(Records from a collection of figures)
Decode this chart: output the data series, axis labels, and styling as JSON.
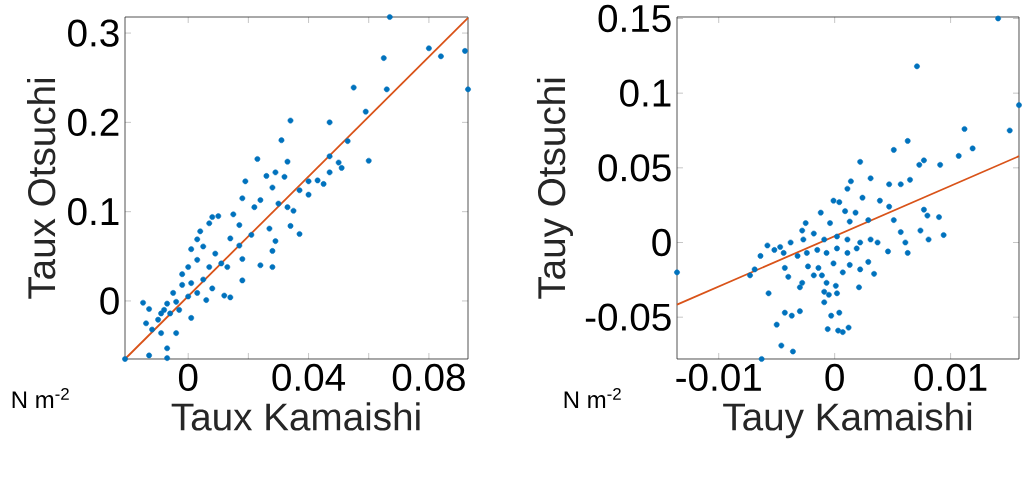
{
  "chart_data": [
    {
      "type": "scatter",
      "xlabel": "Taux Kamaishi",
      "ylabel": "Taux Otsuchi",
      "annotations": [
        "N m$^{-2}$"
      ],
      "marker": "circle",
      "xlim": [
        -0.021,
        0.093
      ],
      "ylim": [
        -0.065,
        0.318
      ],
      "xticks": [
        0,
        {
          "value": 0.02,
          "label": null
        },
        0.04,
        {
          "value": 0.06,
          "label": null
        },
        0.08
      ],
      "yticks": [
        0,
        0.1,
        0.2,
        0.3
      ],
      "series": [
        {
          "color": "#0072bd",
          "x": [
            0.067,
            0.08,
            0.084,
            0.092,
            0.093,
            0.065,
            0.066,
            0.055,
            0.059,
            0.034,
            0.047,
            0.031,
            0.053,
            0.023,
            0.033,
            0.047,
            0.06,
            0.05,
            0.051,
            0.047,
            0.026,
            0.029,
            0.032,
            0.019,
            0.04,
            0.043,
            0.045,
            0.028,
            0.037,
            0.04,
            0.018,
            0.024,
            0.03,
            0.033,
            0.035,
            0.022,
            0.015,
            0.008,
            0.01,
            0.007,
            0.017,
            0.027,
            0.034,
            0.037,
            0.004,
            0.003,
            0.021,
            0.029,
            0.017,
            0.014,
            0.028,
            0.018,
            0.024,
            0.028,
            0.001,
            0.005,
            0.009,
            0.011,
            0.0,
            0.003,
            0.007,
            0.013,
            0.018,
            -0.002,
            -0.002,
            0.001,
            0.005,
            0.008,
            0.012,
            0.014,
            0.006,
            0.003,
            0.0,
            -0.005,
            -0.004,
            -0.007,
            -0.008,
            -0.015,
            -0.013,
            -0.009,
            -0.006,
            -0.003,
            0.001,
            -0.01,
            -0.014,
            -0.012,
            -0.009,
            -0.004,
            -0.007,
            -0.013,
            -0.007,
            -0.021
          ],
          "values": [
            0.318,
            0.283,
            0.274,
            0.28,
            0.237,
            0.272,
            0.237,
            0.239,
            0.212,
            0.202,
            0.2,
            0.18,
            0.179,
            0.159,
            0.156,
            0.162,
            0.157,
            0.155,
            0.149,
            0.144,
            0.14,
            0.144,
            0.139,
            0.134,
            0.134,
            0.135,
            0.131,
            0.127,
            0.124,
            0.119,
            0.115,
            0.113,
            0.109,
            0.105,
            0.101,
            0.105,
            0.097,
            0.094,
            0.095,
            0.087,
            0.085,
            0.081,
            0.084,
            0.075,
            0.078,
            0.069,
            0.074,
            0.067,
            0.062,
            0.07,
            0.056,
            0.047,
            0.04,
            0.038,
            0.058,
            0.061,
            0.053,
            0.042,
            0.038,
            0.046,
            0.038,
            0.038,
            0.023,
            0.03,
            0.018,
            0.02,
            0.024,
            0.014,
            0.006,
            0.004,
            0.001,
            0.009,
            0.005,
            0.009,
            -0.001,
            -0.003,
            -0.01,
            -0.002,
            -0.009,
            -0.014,
            -0.014,
            -0.01,
            -0.019,
            -0.021,
            -0.025,
            -0.032,
            -0.036,
            -0.036,
            -0.053,
            -0.061,
            -0.064,
            -0.065
          ]
        },
        {
          "type": "line",
          "color": "#d95319",
          "marker": "none",
          "x": [
            -0.021,
            0.093
          ],
          "values": [
            -0.065,
            0.317
          ]
        }
      ]
    },
    {
      "type": "scatter",
      "xlabel": "Tauy Kamaishi",
      "ylabel": "Tauy Otsuchi",
      "annotations": [
        "N m$^{-2}$"
      ],
      "marker": "circle",
      "xlim": [
        -0.0136,
        0.0159
      ],
      "ylim": [
        -0.078,
        0.151
      ],
      "xticks": [
        -0.01,
        0,
        0.01
      ],
      "yticks": [
        -0.05,
        0,
        0.05,
        0.1,
        0.15
      ],
      "series": [
        {
          "color": "#0072bd",
          "x": [
            0.0141,
            0.0071,
            0.0159,
            0.0112,
            0.0151,
            0.0119,
            0.0107,
            0.0063,
            0.0051,
            0.0022,
            0.0077,
            0.0073,
            0.0091,
            0.0031,
            0.0014,
            0.0065,
            0.0047,
            0.0057,
            0.0011,
            0.0024,
            -0.0001,
            0.0004,
            0.0009,
            -0.0012,
            0.0018,
            0.0039,
            0.0047,
            0.0077,
            0.008,
            0.009,
            0.0051,
            -0.0025,
            -0.0028,
            -0.0004,
            0.0013,
            0.0029,
            0.0057,
            0.0074,
            0.0081,
            0.0094,
            0.0061,
            0.0063,
            0.0046,
            0.0037,
            -0.0058,
            -0.0064,
            -0.0047,
            -0.0038,
            -0.0027,
            -0.0018,
            -0.0009,
            0.0002,
            0.0011,
            0.0022,
            0.0031,
            -0.0015,
            -0.0007,
            0.0002,
            0.0011,
            0.0019,
            -0.0024,
            -0.0032,
            -0.0044,
            -0.0052,
            -0.0136,
            -0.0073,
            -0.0069,
            -0.0043,
            -0.0023,
            -0.0014,
            -0.0001,
            0.0013,
            0.0022,
            0.0029,
            0.0034,
            -0.004,
            -0.003,
            -0.0028,
            -0.0018,
            -0.0011,
            -0.0007,
            0.0001,
            0.0021,
            0.0007,
            -0.0057,
            -0.0009,
            -0.0005,
            0.0002,
            -0.0009,
            -0.0043,
            -0.0037,
            -0.003,
            -0.0003,
            0.0004,
            -0.005,
            -0.0006,
            0.0003,
            0.0007,
            0.0012,
            -0.0046,
            -0.0036,
            -0.0063
          ],
          "values": [
            0.15,
            0.118,
            0.092,
            0.076,
            0.075,
            0.063,
            0.058,
            0.068,
            0.062,
            0.054,
            0.055,
            0.052,
            0.052,
            0.043,
            0.041,
            0.042,
            0.039,
            0.039,
            0.036,
            0.03,
            0.028,
            0.027,
            0.021,
            0.02,
            0.02,
            0.028,
            0.024,
            0.022,
            0.018,
            0.017,
            0.015,
            0.013,
            0.008,
            0.013,
            0.014,
            0.015,
            0.007,
            0.008,
            0.002,
            0.005,
            0.0,
            -0.007,
            -0.006,
            0.0,
            -0.002,
            -0.009,
            -0.003,
            0.0,
            0.002,
            0.006,
            0.002,
            0.004,
            0.002,
            0.0,
            0.002,
            -0.005,
            -0.007,
            -0.004,
            -0.007,
            -0.004,
            -0.007,
            -0.009,
            -0.007,
            -0.005,
            -0.02,
            -0.022,
            -0.018,
            -0.017,
            -0.016,
            -0.017,
            -0.014,
            -0.015,
            -0.018,
            -0.013,
            -0.021,
            -0.023,
            -0.03,
            -0.027,
            -0.022,
            -0.022,
            -0.027,
            -0.029,
            -0.03,
            -0.02,
            -0.034,
            -0.033,
            -0.035,
            -0.034,
            -0.04,
            -0.047,
            -0.049,
            -0.046,
            -0.049,
            -0.047,
            -0.055,
            -0.058,
            -0.059,
            -0.06,
            -0.057,
            -0.069,
            -0.073,
            -0.078
          ]
        },
        {
          "type": "line",
          "color": "#d95319",
          "marker": "none",
          "x": [
            -0.0136,
            0.0159
          ],
          "values": [
            -0.0416,
            0.0578
          ]
        }
      ]
    }
  ]
}
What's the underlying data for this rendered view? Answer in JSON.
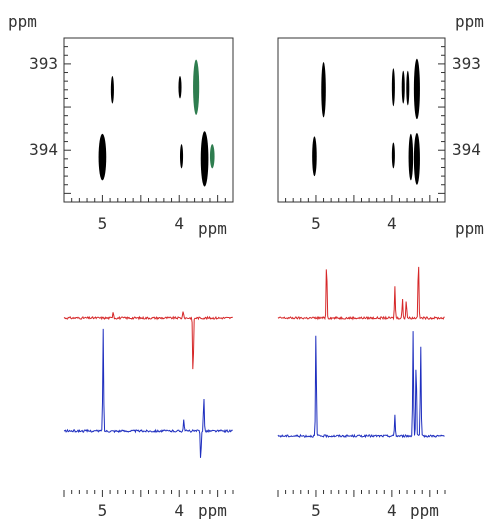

◆ THE EXERCISE
Look through the material above and pick out each line holding the word "Kamaishi".

◆ COMPLETED TASK
      "xlabel": "Taux Kamaishi",
      "xlabel": "Tauy Kamaishi",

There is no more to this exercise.